**PROBLEM**
Identify each line below containing the string "heading" and copy it.

— start of RECORD EXCERPTS —

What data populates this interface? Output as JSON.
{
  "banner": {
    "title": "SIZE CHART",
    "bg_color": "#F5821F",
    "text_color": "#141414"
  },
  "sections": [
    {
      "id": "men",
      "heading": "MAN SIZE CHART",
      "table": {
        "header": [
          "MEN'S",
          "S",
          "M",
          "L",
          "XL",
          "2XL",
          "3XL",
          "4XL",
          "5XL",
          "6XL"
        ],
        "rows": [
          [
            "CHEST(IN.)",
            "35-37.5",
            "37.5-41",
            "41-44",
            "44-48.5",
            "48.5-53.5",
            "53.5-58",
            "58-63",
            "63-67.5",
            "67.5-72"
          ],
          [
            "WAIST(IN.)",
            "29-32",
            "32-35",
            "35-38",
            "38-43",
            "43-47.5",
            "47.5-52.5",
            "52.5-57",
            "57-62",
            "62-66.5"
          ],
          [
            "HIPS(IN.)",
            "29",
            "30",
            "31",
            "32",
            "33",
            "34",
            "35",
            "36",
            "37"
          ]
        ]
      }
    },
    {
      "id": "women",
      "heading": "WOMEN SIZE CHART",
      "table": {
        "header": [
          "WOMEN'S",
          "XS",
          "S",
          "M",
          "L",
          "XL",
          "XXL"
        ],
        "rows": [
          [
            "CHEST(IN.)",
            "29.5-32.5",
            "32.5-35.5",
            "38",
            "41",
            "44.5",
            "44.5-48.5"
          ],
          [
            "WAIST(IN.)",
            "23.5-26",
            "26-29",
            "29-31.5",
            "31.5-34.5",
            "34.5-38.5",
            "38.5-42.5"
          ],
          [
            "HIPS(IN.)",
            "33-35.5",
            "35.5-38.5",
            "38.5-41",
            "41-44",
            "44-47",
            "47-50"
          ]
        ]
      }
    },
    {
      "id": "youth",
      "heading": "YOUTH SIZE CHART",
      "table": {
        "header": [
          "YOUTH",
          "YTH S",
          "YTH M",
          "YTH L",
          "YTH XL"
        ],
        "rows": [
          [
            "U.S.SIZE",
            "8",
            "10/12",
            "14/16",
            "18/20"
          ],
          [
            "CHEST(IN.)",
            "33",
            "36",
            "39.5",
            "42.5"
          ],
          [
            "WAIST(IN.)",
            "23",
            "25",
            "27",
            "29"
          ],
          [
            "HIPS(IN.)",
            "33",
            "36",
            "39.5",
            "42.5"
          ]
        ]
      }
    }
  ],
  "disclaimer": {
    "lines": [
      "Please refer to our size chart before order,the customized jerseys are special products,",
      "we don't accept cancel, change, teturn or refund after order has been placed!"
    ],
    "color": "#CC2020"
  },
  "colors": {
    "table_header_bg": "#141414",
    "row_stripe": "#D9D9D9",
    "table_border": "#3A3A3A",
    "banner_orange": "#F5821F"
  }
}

— end of RECORD EXCERPTS —

**SOLUTION TO THE PROBLEM**
      "heading": "MAN SIZE CHART",
      "heading": "WOMEN SIZE CHART",
      "heading": "YOUTH SIZE CHART",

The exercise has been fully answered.